Collected data:
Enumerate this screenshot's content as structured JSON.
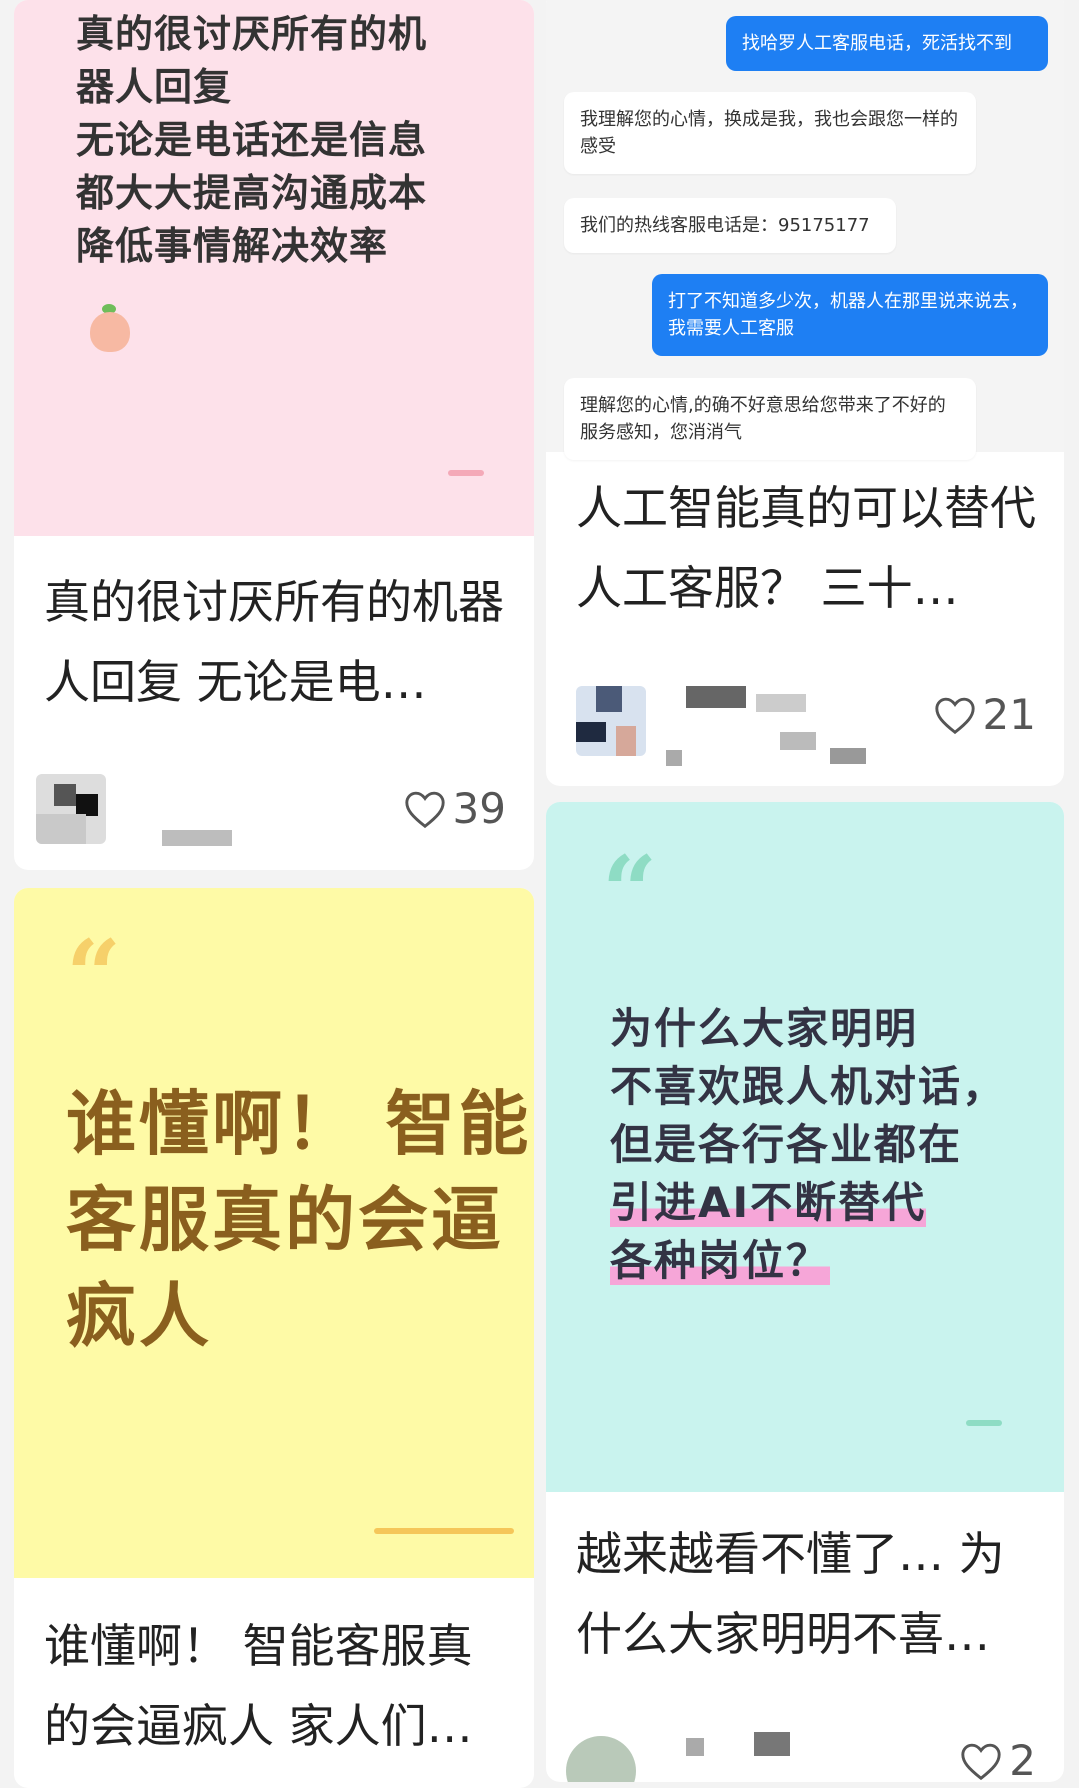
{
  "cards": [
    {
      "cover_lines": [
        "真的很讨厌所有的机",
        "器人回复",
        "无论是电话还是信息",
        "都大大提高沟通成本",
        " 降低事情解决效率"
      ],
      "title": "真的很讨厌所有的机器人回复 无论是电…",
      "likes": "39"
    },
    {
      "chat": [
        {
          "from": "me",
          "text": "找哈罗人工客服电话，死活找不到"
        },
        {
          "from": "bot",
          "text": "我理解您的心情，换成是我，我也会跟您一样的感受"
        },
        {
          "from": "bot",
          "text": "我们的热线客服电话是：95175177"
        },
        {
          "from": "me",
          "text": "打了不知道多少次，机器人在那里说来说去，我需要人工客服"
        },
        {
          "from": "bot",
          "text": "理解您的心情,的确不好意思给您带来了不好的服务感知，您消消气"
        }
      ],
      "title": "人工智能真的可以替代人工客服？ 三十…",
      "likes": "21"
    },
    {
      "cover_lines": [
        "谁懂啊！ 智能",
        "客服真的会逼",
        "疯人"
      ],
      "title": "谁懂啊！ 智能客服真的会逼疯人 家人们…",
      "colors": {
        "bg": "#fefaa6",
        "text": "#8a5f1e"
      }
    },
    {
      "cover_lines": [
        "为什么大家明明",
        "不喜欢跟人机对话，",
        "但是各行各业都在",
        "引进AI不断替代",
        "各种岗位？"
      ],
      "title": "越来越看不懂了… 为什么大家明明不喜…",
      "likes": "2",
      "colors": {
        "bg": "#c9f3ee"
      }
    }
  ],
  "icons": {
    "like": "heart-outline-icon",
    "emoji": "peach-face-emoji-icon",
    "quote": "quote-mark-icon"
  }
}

[TASK REQUIREMENTS]
Repeat the records above exactly, leaving out any pictures they contain.

[WRITTEN SOLUTION]
Enumerate this screenshot's content as structured JSON.
{
  "cards": [
    {
      "cover_lines": [
        "真的很讨厌所有的机",
        "器人回复",
        "无论是电话还是信息",
        "都大大提高沟通成本",
        " 降低事情解决效率"
      ],
      "title": "真的很讨厌所有的机器人回复 无论是电…",
      "likes": "39"
    },
    {
      "chat": [
        {
          "from": "me",
          "text": "找哈罗人工客服电话，死活找不到"
        },
        {
          "from": "bot",
          "text": "我理解您的心情，换成是我，我也会跟您一样的感受"
        },
        {
          "from": "bot",
          "text": "我们的热线客服电话是：95175177"
        },
        {
          "from": "me",
          "text": "打了不知道多少次，机器人在那里说来说去，我需要人工客服"
        },
        {
          "from": "bot",
          "text": "理解您的心情,的确不好意思给您带来了不好的服务感知，您消消气"
        }
      ],
      "title": "人工智能真的可以替代人工客服？ 三十…",
      "likes": "21"
    },
    {
      "cover_lines": [
        "谁懂啊！ 智能",
        "客服真的会逼",
        "疯人"
      ],
      "title": "谁懂啊！ 智能客服真的会逼疯人 家人们…",
      "colors": {
        "bg": "#fefaa6",
        "text": "#8a5f1e"
      }
    },
    {
      "cover_lines": [
        "为什么大家明明",
        "不喜欢跟人机对话，",
        "但是各行各业都在",
        "引进AI不断替代",
        "各种岗位？"
      ],
      "title": "越来越看不懂了… 为什么大家明明不喜…",
      "likes": "2",
      "colors": {
        "bg": "#c9f3ee"
      }
    }
  ],
  "icons": {
    "like": "heart-outline-icon",
    "emoji": "peach-face-emoji-icon",
    "quote": "quote-mark-icon"
  }
}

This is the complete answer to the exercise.